Extract all of the data and reproduce it precisely.

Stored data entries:
- - -
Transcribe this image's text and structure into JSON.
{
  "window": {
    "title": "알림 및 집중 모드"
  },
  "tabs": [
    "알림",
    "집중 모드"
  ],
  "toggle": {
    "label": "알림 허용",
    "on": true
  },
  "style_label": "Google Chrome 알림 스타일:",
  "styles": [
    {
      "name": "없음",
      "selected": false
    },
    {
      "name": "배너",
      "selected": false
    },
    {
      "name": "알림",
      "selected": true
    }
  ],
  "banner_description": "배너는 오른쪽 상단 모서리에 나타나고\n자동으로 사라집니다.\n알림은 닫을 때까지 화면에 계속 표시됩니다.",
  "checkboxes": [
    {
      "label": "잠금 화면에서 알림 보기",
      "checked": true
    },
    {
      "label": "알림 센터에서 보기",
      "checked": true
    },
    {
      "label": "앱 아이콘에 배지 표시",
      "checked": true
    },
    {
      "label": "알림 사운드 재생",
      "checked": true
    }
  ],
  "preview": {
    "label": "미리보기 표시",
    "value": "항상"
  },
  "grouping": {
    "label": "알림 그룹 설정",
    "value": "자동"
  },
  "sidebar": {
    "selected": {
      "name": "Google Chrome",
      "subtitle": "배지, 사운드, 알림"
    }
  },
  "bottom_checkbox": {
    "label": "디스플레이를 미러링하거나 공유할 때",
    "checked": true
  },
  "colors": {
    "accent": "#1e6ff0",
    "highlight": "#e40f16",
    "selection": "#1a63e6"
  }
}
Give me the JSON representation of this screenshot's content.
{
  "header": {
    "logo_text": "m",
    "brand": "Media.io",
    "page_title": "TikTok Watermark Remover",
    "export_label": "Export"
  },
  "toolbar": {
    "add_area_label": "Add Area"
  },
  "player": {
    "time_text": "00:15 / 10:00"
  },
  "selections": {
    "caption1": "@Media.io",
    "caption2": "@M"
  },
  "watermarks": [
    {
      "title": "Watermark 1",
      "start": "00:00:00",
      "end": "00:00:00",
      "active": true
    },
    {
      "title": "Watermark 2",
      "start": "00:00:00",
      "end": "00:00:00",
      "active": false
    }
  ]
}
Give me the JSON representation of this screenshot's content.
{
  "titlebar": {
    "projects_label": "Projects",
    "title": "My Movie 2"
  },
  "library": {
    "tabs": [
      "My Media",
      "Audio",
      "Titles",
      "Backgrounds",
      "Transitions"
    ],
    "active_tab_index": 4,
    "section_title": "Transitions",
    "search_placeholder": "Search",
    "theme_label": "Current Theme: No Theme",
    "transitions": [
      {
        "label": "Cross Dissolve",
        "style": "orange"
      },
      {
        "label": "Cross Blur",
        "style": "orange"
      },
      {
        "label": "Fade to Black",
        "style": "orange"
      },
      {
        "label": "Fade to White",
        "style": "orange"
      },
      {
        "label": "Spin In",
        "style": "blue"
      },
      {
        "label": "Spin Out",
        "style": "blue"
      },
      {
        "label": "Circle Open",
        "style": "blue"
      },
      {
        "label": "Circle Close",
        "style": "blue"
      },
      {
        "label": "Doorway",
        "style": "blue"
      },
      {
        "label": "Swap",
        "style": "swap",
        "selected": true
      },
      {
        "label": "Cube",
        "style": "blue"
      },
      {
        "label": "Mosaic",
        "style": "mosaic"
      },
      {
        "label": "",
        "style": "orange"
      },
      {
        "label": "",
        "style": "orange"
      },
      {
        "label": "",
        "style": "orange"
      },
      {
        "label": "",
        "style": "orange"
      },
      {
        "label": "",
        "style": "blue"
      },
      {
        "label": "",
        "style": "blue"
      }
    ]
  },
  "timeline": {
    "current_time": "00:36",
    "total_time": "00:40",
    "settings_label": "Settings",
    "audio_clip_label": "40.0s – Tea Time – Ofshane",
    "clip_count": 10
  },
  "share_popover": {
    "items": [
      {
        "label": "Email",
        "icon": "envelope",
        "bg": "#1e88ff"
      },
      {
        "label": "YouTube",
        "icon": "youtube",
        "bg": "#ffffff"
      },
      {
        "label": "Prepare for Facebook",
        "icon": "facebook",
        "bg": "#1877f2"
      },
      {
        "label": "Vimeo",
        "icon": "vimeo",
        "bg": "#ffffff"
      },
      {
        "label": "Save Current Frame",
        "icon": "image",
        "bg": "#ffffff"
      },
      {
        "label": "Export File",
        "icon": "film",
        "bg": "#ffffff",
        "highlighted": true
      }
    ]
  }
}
- - -
* _Task response_
Transcribe this image's text and structure into JSON.
{
  "window": {
    "title": "알림 및 집중 모드"
  },
  "tabs": [
    "알림",
    "집중 모드"
  ],
  "toggle": {
    "label": "알림 허용",
    "on": true
  },
  "style_label": "Google Chrome 알림 스타일:",
  "styles": [
    {
      "name": "없음",
      "selected": false
    },
    {
      "name": "배너",
      "selected": false
    },
    {
      "name": "알림",
      "selected": true
    }
  ],
  "banner_description": "배너는 오른쪽 상단 모서리에 나타나고\n자동으로 사라집니다.\n알림은 닫을 때까지 화면에 계속 표시됩니다.",
  "checkboxes": [
    {
      "label": "잠금 화면에서 알림 보기",
      "checked": true
    },
    {
      "label": "알림 센터에서 보기",
      "checked": true
    },
    {
      "label": "앱 아이콘에 배지 표시",
      "checked": true
    },
    {
      "label": "알림 사운드 재생",
      "checked": true
    }
  ],
  "preview": {
    "label": "미리보기 표시",
    "value": "항상"
  },
  "grouping": {
    "label": "알림 그룹 설정",
    "value": "자동"
  },
  "sidebar": {
    "selected": {
      "name": "Google Chrome",
      "subtitle": "배지, 사운드, 알림"
    }
  },
  "bottom_checkbox": {
    "label": "디스플레이를 미러링하거나 공유할 때",
    "checked": true
  },
  "colors": {
    "accent": "#1e6ff0",
    "highlight": "#e40f16",
    "selection": "#1a63e6"
  }
}
Give me the JSON representation of this screenshot's content.
{
  "header": {
    "logo_text": "m",
    "brand": "Media.io",
    "page_title": "TikTok Watermark Remover",
    "export_label": "Export"
  },
  "toolbar": {
    "add_area_label": "Add Area"
  },
  "player": {
    "time_text": "00:15 / 10:00"
  },
  "selections": {
    "caption1": "@Media.io",
    "caption2": "@M"
  },
  "watermarks": [
    {
      "title": "Watermark 1",
      "start": "00:00:00",
      "end": "00:00:00",
      "active": true
    },
    {
      "title": "Watermark 2",
      "start": "00:00:00",
      "end": "00:00:00",
      "active": false
    }
  ]
}
Give me the JSON representation of this screenshot's content.
{
  "titlebar": {
    "projects_label": "Projects",
    "title": "My Movie 2"
  },
  "library": {
    "tabs": [
      "My Media",
      "Audio",
      "Titles",
      "Backgrounds",
      "Transitions"
    ],
    "active_tab_index": 4,
    "section_title": "Transitions",
    "search_placeholder": "Search",
    "theme_label": "Current Theme: No Theme",
    "transitions": [
      {
        "label": "Cross Dissolve",
        "style": "orange"
      },
      {
        "label": "Cross Blur",
        "style": "orange"
      },
      {
        "label": "Fade to Black",
        "style": "orange"
      },
      {
        "label": "Fade to White",
        "style": "orange"
      },
      {
        "label": "Spin In",
        "style": "blue"
      },
      {
        "label": "Spin Out",
        "style": "blue"
      },
      {
        "label": "Circle Open",
        "style": "blue"
      },
      {
        "label": "Circle Close",
        "style": "blue"
      },
      {
        "label": "Doorway",
        "style": "blue"
      },
      {
        "label": "Swap",
        "style": "swap",
        "selected": true
      },
      {
        "label": "Cube",
        "style": "blue"
      },
      {
        "label": "Mosaic",
        "style": "mosaic"
      },
      {
        "label": "",
        "style": "orange"
      },
      {
        "label": "",
        "style": "orange"
      },
      {
        "label": "",
        "style": "orange"
      },
      {
        "label": "",
        "style": "orange"
      },
      {
        "label": "",
        "style": "blue"
      },
      {
        "label": "",
        "style": "blue"
      }
    ]
  },
  "timeline": {
    "current_time": "00:36",
    "total_time": "00:40",
    "settings_label": "Settings",
    "audio_clip_label": "40.0s – Tea Time – Ofshane",
    "clip_count": 10
  },
  "share_popover": {
    "items": [
      {
        "label": "Email",
        "icon": "envelope",
        "bg": "#1e88ff"
      },
      {
        "label": "YouTube",
        "icon": "youtube",
        "bg": "#ffffff"
      },
      {
        "label": "Prepare for Facebook",
        "icon": "facebook",
        "bg": "#1877f2"
      },
      {
        "label": "Vimeo",
        "icon": "vimeo",
        "bg": "#ffffff"
      },
      {
        "label": "Save Current Frame",
        "icon": "image",
        "bg": "#ffffff"
      },
      {
        "label": "Export File",
        "icon": "film",
        "bg": "#ffffff",
        "highlighted": true
      }
    ]
  }
}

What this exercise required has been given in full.